### EXTRACTED ENTRIES

↓↓↓

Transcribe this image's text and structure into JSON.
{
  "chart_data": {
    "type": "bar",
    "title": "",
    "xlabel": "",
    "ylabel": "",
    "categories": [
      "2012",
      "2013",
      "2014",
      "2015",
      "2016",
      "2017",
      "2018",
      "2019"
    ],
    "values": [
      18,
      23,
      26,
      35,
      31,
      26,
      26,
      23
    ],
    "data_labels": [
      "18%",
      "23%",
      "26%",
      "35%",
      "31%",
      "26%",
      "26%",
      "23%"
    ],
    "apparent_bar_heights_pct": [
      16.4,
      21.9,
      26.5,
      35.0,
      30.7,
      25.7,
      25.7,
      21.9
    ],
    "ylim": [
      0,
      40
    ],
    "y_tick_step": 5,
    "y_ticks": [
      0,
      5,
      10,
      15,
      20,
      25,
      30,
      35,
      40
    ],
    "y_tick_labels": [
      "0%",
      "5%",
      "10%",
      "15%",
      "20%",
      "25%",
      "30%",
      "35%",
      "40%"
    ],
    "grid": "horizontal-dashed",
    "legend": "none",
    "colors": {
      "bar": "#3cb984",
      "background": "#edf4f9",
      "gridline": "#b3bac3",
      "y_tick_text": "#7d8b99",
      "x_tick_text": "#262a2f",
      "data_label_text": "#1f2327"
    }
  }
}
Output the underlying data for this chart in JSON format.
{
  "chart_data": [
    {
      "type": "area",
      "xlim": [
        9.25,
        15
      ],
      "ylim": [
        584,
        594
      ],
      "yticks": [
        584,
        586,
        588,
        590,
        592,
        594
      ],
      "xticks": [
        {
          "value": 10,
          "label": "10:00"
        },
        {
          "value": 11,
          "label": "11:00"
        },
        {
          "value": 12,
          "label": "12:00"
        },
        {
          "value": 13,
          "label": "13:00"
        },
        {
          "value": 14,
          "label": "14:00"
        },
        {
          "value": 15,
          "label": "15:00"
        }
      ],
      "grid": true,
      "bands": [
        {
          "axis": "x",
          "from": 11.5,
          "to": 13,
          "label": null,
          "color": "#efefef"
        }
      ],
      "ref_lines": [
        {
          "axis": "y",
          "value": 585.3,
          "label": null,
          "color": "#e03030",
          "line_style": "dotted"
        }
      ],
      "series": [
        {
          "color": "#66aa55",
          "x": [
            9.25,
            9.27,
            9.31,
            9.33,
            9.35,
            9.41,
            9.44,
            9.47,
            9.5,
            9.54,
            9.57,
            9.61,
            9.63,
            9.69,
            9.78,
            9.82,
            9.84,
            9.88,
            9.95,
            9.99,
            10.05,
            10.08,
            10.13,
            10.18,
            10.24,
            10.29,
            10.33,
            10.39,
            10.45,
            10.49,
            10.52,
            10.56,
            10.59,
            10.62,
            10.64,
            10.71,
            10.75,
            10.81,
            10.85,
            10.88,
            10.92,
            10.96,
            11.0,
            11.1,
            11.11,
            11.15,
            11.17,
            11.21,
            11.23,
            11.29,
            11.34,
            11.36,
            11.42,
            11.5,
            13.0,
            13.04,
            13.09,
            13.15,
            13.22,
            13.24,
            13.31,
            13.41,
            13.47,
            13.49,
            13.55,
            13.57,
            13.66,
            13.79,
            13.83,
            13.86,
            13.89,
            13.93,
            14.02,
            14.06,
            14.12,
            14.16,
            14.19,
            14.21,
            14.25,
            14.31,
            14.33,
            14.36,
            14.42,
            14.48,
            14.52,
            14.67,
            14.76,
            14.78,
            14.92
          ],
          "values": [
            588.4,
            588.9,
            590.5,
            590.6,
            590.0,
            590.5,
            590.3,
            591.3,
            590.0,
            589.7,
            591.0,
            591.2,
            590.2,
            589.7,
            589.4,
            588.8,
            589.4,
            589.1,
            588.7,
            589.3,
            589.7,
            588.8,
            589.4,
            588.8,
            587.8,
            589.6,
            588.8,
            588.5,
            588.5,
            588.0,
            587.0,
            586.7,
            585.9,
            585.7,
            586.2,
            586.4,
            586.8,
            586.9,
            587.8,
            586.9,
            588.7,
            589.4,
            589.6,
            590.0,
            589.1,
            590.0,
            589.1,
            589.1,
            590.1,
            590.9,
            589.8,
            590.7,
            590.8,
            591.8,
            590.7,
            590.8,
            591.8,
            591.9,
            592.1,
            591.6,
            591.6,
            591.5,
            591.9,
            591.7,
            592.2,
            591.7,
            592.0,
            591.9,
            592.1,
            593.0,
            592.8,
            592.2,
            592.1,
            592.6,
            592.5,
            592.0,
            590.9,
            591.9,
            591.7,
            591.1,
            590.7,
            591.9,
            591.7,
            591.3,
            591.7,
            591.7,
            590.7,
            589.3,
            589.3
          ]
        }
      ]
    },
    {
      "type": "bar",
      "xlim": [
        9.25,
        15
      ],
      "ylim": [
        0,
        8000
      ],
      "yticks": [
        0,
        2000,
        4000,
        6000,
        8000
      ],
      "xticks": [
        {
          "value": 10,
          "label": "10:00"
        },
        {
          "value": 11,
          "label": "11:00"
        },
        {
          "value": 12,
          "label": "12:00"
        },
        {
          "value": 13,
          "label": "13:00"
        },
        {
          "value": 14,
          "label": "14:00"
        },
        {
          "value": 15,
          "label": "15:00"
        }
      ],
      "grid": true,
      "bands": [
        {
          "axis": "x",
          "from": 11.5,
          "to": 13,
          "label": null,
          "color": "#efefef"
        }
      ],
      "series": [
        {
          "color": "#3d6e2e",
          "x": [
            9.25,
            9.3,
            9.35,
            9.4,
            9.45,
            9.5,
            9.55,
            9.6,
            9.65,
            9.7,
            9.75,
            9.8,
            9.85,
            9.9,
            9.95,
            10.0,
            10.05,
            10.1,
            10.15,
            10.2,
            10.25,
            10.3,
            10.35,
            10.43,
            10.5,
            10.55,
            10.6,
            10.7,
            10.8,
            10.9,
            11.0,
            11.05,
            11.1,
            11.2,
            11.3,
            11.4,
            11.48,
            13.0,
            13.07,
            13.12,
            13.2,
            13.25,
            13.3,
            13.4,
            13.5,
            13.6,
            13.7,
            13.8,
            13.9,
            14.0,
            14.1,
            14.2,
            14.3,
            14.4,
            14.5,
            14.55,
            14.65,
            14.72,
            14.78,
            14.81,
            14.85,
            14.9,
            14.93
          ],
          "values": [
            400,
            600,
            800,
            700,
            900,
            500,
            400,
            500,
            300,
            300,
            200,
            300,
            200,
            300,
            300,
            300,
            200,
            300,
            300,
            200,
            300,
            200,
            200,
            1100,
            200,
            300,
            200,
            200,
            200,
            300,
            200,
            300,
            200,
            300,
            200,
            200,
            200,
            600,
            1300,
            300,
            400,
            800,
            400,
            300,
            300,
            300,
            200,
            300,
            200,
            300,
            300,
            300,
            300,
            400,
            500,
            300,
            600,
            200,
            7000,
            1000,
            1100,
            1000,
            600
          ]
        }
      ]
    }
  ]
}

↑↑↑

### REQUIRED WORK
Retype the whole listing above exactly.

### IN RESPONSE
Transcribe this image's text and structure into JSON.
{
  "chart_data": {
    "type": "bar",
    "title": "",
    "xlabel": "",
    "ylabel": "",
    "categories": [
      "2012",
      "2013",
      "2014",
      "2015",
      "2016",
      "2017",
      "2018",
      "2019"
    ],
    "values": [
      18,
      23,
      26,
      35,
      31,
      26,
      26,
      23
    ],
    "data_labels": [
      "18%",
      "23%",
      "26%",
      "35%",
      "31%",
      "26%",
      "26%",
      "23%"
    ],
    "apparent_bar_heights_pct": [
      16.4,
      21.9,
      26.5,
      35.0,
      30.7,
      25.7,
      25.7,
      21.9
    ],
    "ylim": [
      0,
      40
    ],
    "y_tick_step": 5,
    "y_ticks": [
      0,
      5,
      10,
      15,
      20,
      25,
      30,
      35,
      40
    ],
    "y_tick_labels": [
      "0%",
      "5%",
      "10%",
      "15%",
      "20%",
      "25%",
      "30%",
      "35%",
      "40%"
    ],
    "grid": "horizontal-dashed",
    "legend": "none",
    "colors": {
      "bar": "#3cb984",
      "background": "#edf4f9",
      "gridline": "#b3bac3",
      "y_tick_text": "#7d8b99",
      "x_tick_text": "#262a2f",
      "data_label_text": "#1f2327"
    }
  }
}
Output the underlying data for this chart in JSON format.
{
  "chart_data": [
    {
      "type": "area",
      "xlim": [
        9.25,
        15
      ],
      "ylim": [
        584,
        594
      ],
      "yticks": [
        584,
        586,
        588,
        590,
        592,
        594
      ],
      "xticks": [
        {
          "value": 10,
          "label": "10:00"
        },
        {
          "value": 11,
          "label": "11:00"
        },
        {
          "value": 12,
          "label": "12:00"
        },
        {
          "value": 13,
          "label": "13:00"
        },
        {
          "value": 14,
          "label": "14:00"
        },
        {
          "value": 15,
          "label": "15:00"
        }
      ],
      "grid": true,
      "bands": [
        {
          "axis": "x",
          "from": 11.5,
          "to": 13,
          "label": null,
          "color": "#efefef"
        }
      ],
      "ref_lines": [
        {
          "axis": "y",
          "value": 585.3,
          "label": null,
          "color": "#e03030",
          "line_style": "dotted"
        }
      ],
      "series": [
        {
          "color": "#66aa55",
          "x": [
            9.25,
            9.27,
            9.31,
            9.33,
            9.35,
            9.41,
            9.44,
            9.47,
            9.5,
            9.54,
            9.57,
            9.61,
            9.63,
            9.69,
            9.78,
            9.82,
            9.84,
            9.88,
            9.95,
            9.99,
            10.05,
            10.08,
            10.13,
            10.18,
            10.24,
            10.29,
            10.33,
            10.39,
            10.45,
            10.49,
            10.52,
            10.56,
            10.59,
            10.62,
            10.64,
            10.71,
            10.75,
            10.81,
            10.85,
            10.88,
            10.92,
            10.96,
            11.0,
            11.1,
            11.11,
            11.15,
            11.17,
            11.21,
            11.23,
            11.29,
            11.34,
            11.36,
            11.42,
            11.5,
            13.0,
            13.04,
            13.09,
            13.15,
            13.22,
            13.24,
            13.31,
            13.41,
            13.47,
            13.49,
            13.55,
            13.57,
            13.66,
            13.79,
            13.83,
            13.86,
            13.89,
            13.93,
            14.02,
            14.06,
            14.12,
            14.16,
            14.19,
            14.21,
            14.25,
            14.31,
            14.33,
            14.36,
            14.42,
            14.48,
            14.52,
            14.67,
            14.76,
            14.78,
            14.92
          ],
          "values": [
            588.4,
            588.9,
            590.5,
            590.6,
            590.0,
            590.5,
            590.3,
            591.3,
            590.0,
            589.7,
            591.0,
            591.2,
            590.2,
            589.7,
            589.4,
            588.8,
            589.4,
            589.1,
            588.7,
            589.3,
            589.7,
            588.8,
            589.4,
            588.8,
            587.8,
            589.6,
            588.8,
            588.5,
            588.5,
            588.0,
            587.0,
            586.7,
            585.9,
            585.7,
            586.2,
            586.4,
            586.8,
            586.9,
            587.8,
            586.9,
            588.7,
            589.4,
            589.6,
            590.0,
            589.1,
            590.0,
            589.1,
            589.1,
            590.1,
            590.9,
            589.8,
            590.7,
            590.8,
            591.8,
            590.7,
            590.8,
            591.8,
            591.9,
            592.1,
            591.6,
            591.6,
            591.5,
            591.9,
            591.7,
            592.2,
            591.7,
            592.0,
            591.9,
            592.1,
            593.0,
            592.8,
            592.2,
            592.1,
            592.6,
            592.5,
            592.0,
            590.9,
            591.9,
            591.7,
            591.1,
            590.7,
            591.9,
            591.7,
            591.3,
            591.7,
            591.7,
            590.7,
            589.3,
            589.3
          ]
        }
      ]
    },
    {
      "type": "bar",
      "xlim": [
        9.25,
        15
      ],
      "ylim": [
        0,
        8000
      ],
      "yticks": [
        0,
        2000,
        4000,
        6000,
        8000
      ],
      "xticks": [
        {
          "value": 10,
          "label": "10:00"
        },
        {
          "value": 11,
          "label": "11:00"
        },
        {
          "value": 12,
          "label": "12:00"
        },
        {
          "value": 13,
          "label": "13:00"
        },
        {
          "value": 14,
          "label": "14:00"
        },
        {
          "value": 15,
          "label": "15:00"
        }
      ],
      "grid": true,
      "bands": [
        {
          "axis": "x",
          "from": 11.5,
          "to": 13,
          "label": null,
          "color": "#efefef"
        }
      ],
      "series": [
        {
          "color": "#3d6e2e",
          "x": [
            9.25,
            9.3,
            9.35,
            9.4,
            9.45,
            9.5,
            9.55,
            9.6,
            9.65,
            9.7,
            9.75,
            9.8,
            9.85,
            9.9,
            9.95,
            10.0,
            10.05,
            10.1,
            10.15,
            10.2,
            10.25,
            10.3,
            10.35,
            10.43,
            10.5,
            10.55,
            10.6,
            10.7,
            10.8,
            10.9,
            11.0,
            11.05,
            11.1,
            11.2,
            11.3,
            11.4,
            11.48,
            13.0,
            13.07,
            13.12,
            13.2,
            13.25,
            13.3,
            13.4,
            13.5,
            13.6,
            13.7,
            13.8,
            13.9,
            14.0,
            14.1,
            14.2,
            14.3,
            14.4,
            14.5,
            14.55,
            14.65,
            14.72,
            14.78,
            14.81,
            14.85,
            14.9,
            14.93
          ],
          "values": [
            400,
            600,
            800,
            700,
            900,
            500,
            400,
            500,
            300,
            300,
            200,
            300,
            200,
            300,
            300,
            300,
            200,
            300,
            300,
            200,
            300,
            200,
            200,
            1100,
            200,
            300,
            200,
            200,
            200,
            300,
            200,
            300,
            200,
            300,
            200,
            200,
            200,
            600,
            1300,
            300,
            400,
            800,
            400,
            300,
            300,
            300,
            200,
            300,
            200,
            300,
            300,
            300,
            300,
            400,
            500,
            300,
            600,
            200,
            7000,
            1000,
            1100,
            1000,
            600
          ]
        }
      ]
    }
  ]
}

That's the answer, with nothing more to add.